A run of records
* * * * *
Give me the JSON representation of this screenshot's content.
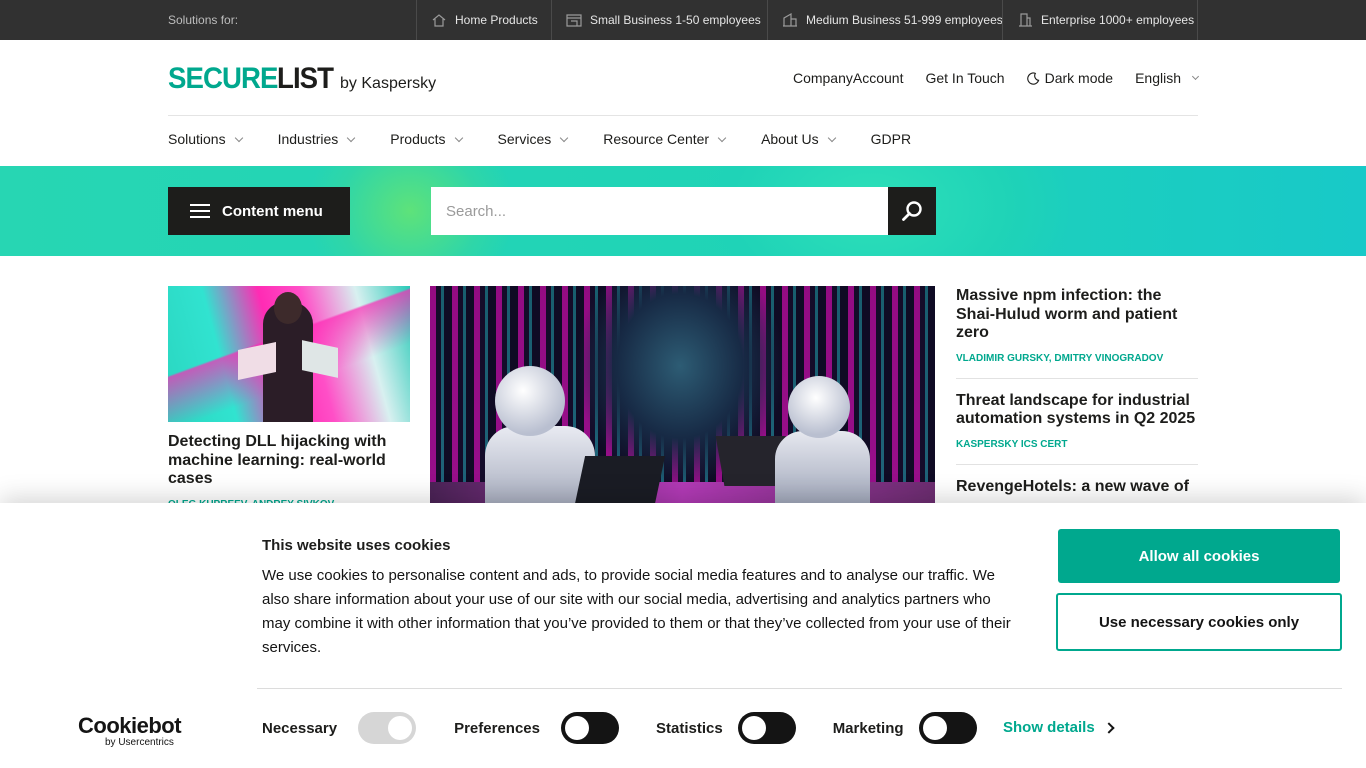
{
  "topbar": {
    "solutions_label": "Solutions for:",
    "segments": [
      {
        "label": "Home Products",
        "icon": "house-icon"
      },
      {
        "label": "Small Business 1-50 employees",
        "icon": "shop-icon"
      },
      {
        "label": "Medium Business 51-999 employees",
        "icon": "building-icon"
      },
      {
        "label": "Enterprise 1000+ employees",
        "icon": "skyscraper-icon"
      }
    ]
  },
  "header": {
    "logo_part1": "SECURE",
    "logo_part2": "LIST",
    "logo_by": "by Kaspersky",
    "links": {
      "company_account": "CompanyAccount",
      "get_in_touch": "Get In Touch",
      "dark_mode": "Dark mode",
      "language": "English"
    }
  },
  "mainnav": [
    {
      "label": "Solutions",
      "has_dropdown": true
    },
    {
      "label": "Industries",
      "has_dropdown": true
    },
    {
      "label": "Products",
      "has_dropdown": true
    },
    {
      "label": "Services",
      "has_dropdown": true
    },
    {
      "label": "Resource Center",
      "has_dropdown": true
    },
    {
      "label": "About Us",
      "has_dropdown": true
    },
    {
      "label": "GDPR",
      "has_dropdown": false
    }
  ],
  "search": {
    "content_menu_label": "Content menu",
    "placeholder": "Search..."
  },
  "articles": {
    "left": {
      "title": "Detecting DLL hijacking with machine learning: real-world cases",
      "authors": "Oleg Kupreev, Andrey Sivkov"
    },
    "side": [
      {
        "title": "Massive npm infection: the Shai-Hulud worm and patient zero",
        "authors": [
          "Vladimir Gursky",
          "Dmitry Vinogradov"
        ]
      },
      {
        "title": "Threat landscape for industrial automation systems in Q2 2025",
        "authors": [
          "Kaspersky ICS CERT"
        ]
      },
      {
        "title": "RevengeHotels: a new wave of",
        "authors": []
      }
    ]
  },
  "cookie": {
    "title": "This website uses cookies",
    "text": "We use cookies to personalise content and ads, to provide social media features and to analyse our traffic. We also share information about your use of our site with our social media, advertising and analytics partners who may combine it with other information that you’ve provided to them or that they’ve collected from your use of their services.",
    "allow_all": "Allow all cookies",
    "necessary_only": "Use necessary cookies only",
    "logo_main": "Cookiebot",
    "logo_sub": "by Usercentrics",
    "toggles": {
      "necessary": "Necessary",
      "preferences": "Preferences",
      "statistics": "Statistics",
      "marketing": "Marketing"
    },
    "show_details": "Show details"
  },
  "colors": {
    "accent": "#00a88e",
    "topbar_bg": "#313131",
    "dark_button": "#1d1d1b"
  }
}
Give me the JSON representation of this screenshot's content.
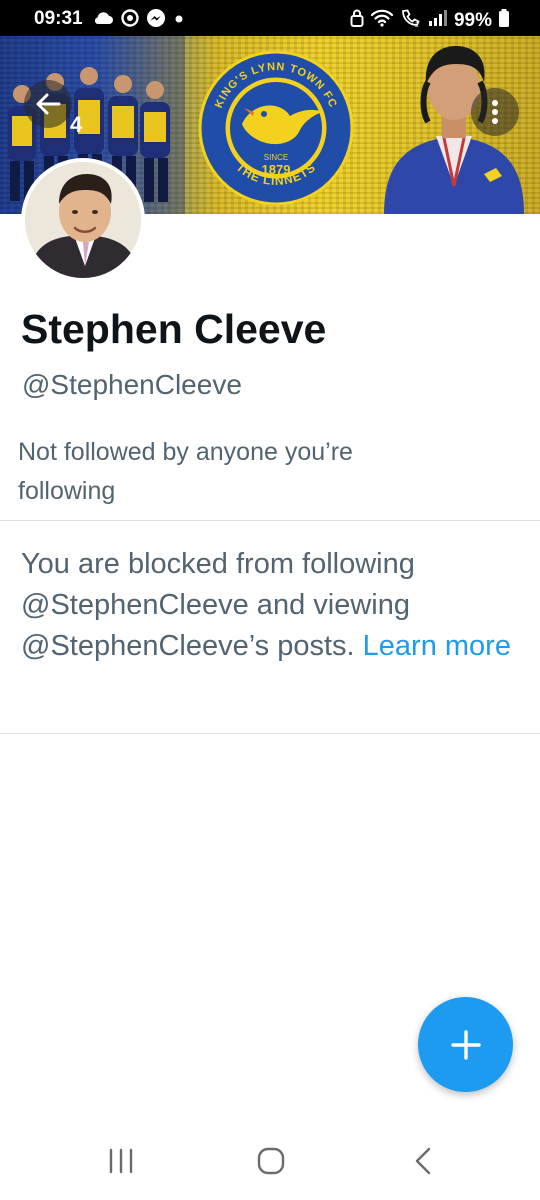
* * * * *
Exercise
Make a verbatim copy of all the entries and strip out the pictures.

The result
Give me the JSON representation of this screenshot's content.
{
  "topbar": {
    "solutions_label": "Solutions for:",
    "segments": [
      {
        "label": "Home Products",
        "icon": "house-icon"
      },
      {
        "label": "Small Business 1-50 employees",
        "icon": "shop-icon"
      },
      {
        "label": "Medium Business 51-999 employees",
        "icon": "building-icon"
      },
      {
        "label": "Enterprise 1000+ employees",
        "icon": "skyscraper-icon"
      }
    ]
  },
  "header": {
    "logo_part1": "SECURE",
    "logo_part2": "LIST",
    "logo_by": "by Kaspersky",
    "links": {
      "company_account": "CompanyAccount",
      "get_in_touch": "Get In Touch",
      "dark_mode": "Dark mode",
      "language": "English"
    }
  },
  "mainnav": [
    {
      "label": "Solutions",
      "has_dropdown": true
    },
    {
      "label": "Industries",
      "has_dropdown": true
    },
    {
      "label": "Products",
      "has_dropdown": true
    },
    {
      "label": "Services",
      "has_dropdown": true
    },
    {
      "label": "Resource Center",
      "has_dropdown": true
    },
    {
      "label": "About Us",
      "has_dropdown": true
    },
    {
      "label": "GDPR",
      "has_dropdown": false
    }
  ],
  "search": {
    "content_menu_label": "Content menu",
    "placeholder": "Search..."
  },
  "articles": {
    "left": {
      "title": "Detecting DLL hijacking with machine learning: real-world cases",
      "authors": "Oleg Kupreev, Andrey Sivkov"
    },
    "side": [
      {
        "title": "Massive npm infection: the Shai-Hulud worm and patient zero",
        "authors": [
          "Vladimir Gursky",
          "Dmitry Vinogradov"
        ]
      },
      {
        "title": "Threat landscape for industrial automation systems in Q2 2025",
        "authors": [
          "Kaspersky ICS CERT"
        ]
      },
      {
        "title": "RevengeHotels: a new wave of",
        "authors": []
      }
    ]
  },
  "cookie": {
    "title": "This website uses cookies",
    "text": "We use cookies to personalise content and ads, to provide social media features and to analyse our traffic. We also share information about your use of our site with our social media, advertising and analytics partners who may combine it with other information that you’ve provided to them or that they’ve collected from your use of their services.",
    "allow_all": "Allow all cookies",
    "necessary_only": "Use necessary cookies only",
    "logo_main": "Cookiebot",
    "logo_sub": "by Usercentrics",
    "toggles": {
      "necessary": "Necessary",
      "preferences": "Preferences",
      "statistics": "Statistics",
      "marketing": "Marketing"
    },
    "show_details": "Show details"
  },
  "colors": {
    "accent": "#00a88e",
    "topbar_bg": "#313131",
    "dark_button": "#1d1d1b"
  }
}
Give me the JSON representation of this screenshot's content.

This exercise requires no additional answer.